------ DATA ENTRIES ------
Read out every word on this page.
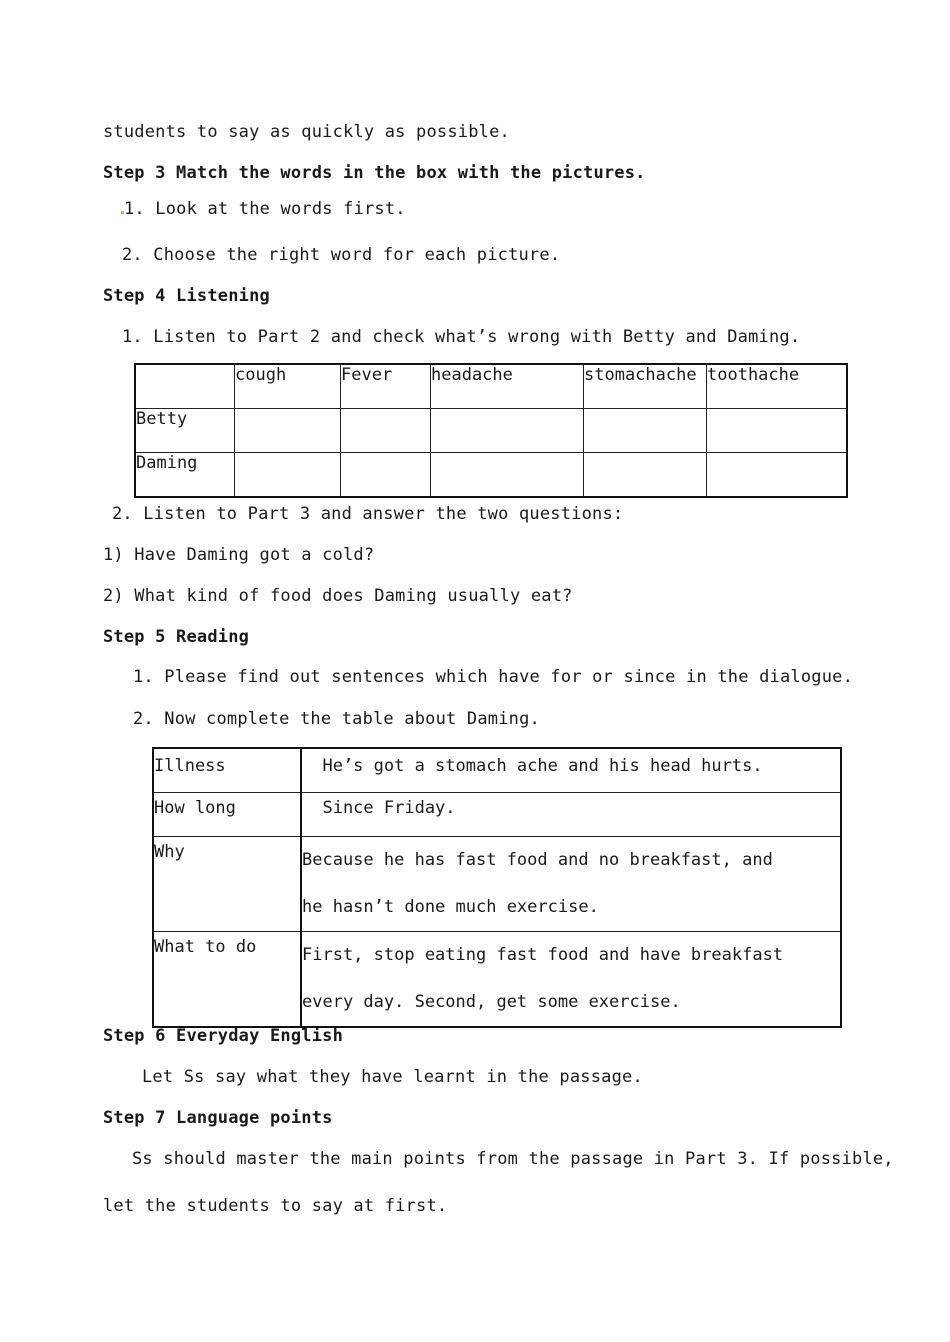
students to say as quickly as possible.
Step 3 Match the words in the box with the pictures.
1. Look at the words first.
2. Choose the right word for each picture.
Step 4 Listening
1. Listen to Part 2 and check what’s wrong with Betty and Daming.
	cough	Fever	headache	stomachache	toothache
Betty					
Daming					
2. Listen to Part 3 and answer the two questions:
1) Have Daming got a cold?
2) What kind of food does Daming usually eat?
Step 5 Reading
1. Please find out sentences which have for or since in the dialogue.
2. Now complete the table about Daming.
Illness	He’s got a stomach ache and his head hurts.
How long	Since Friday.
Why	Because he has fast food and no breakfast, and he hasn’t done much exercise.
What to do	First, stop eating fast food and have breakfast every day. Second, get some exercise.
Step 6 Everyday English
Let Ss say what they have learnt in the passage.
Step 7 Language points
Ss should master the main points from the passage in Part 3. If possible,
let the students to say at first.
------
**DIRECTIONS:** Copy each line containing the word "Part" from the data.

**TASK RESULT:**
1. Listen to Part 2 and check what’s wrong with Betty and Daming.
2. Listen to Part 3 and answer the two questions:
Ss should master the main points from the passage in Part 3. If possible,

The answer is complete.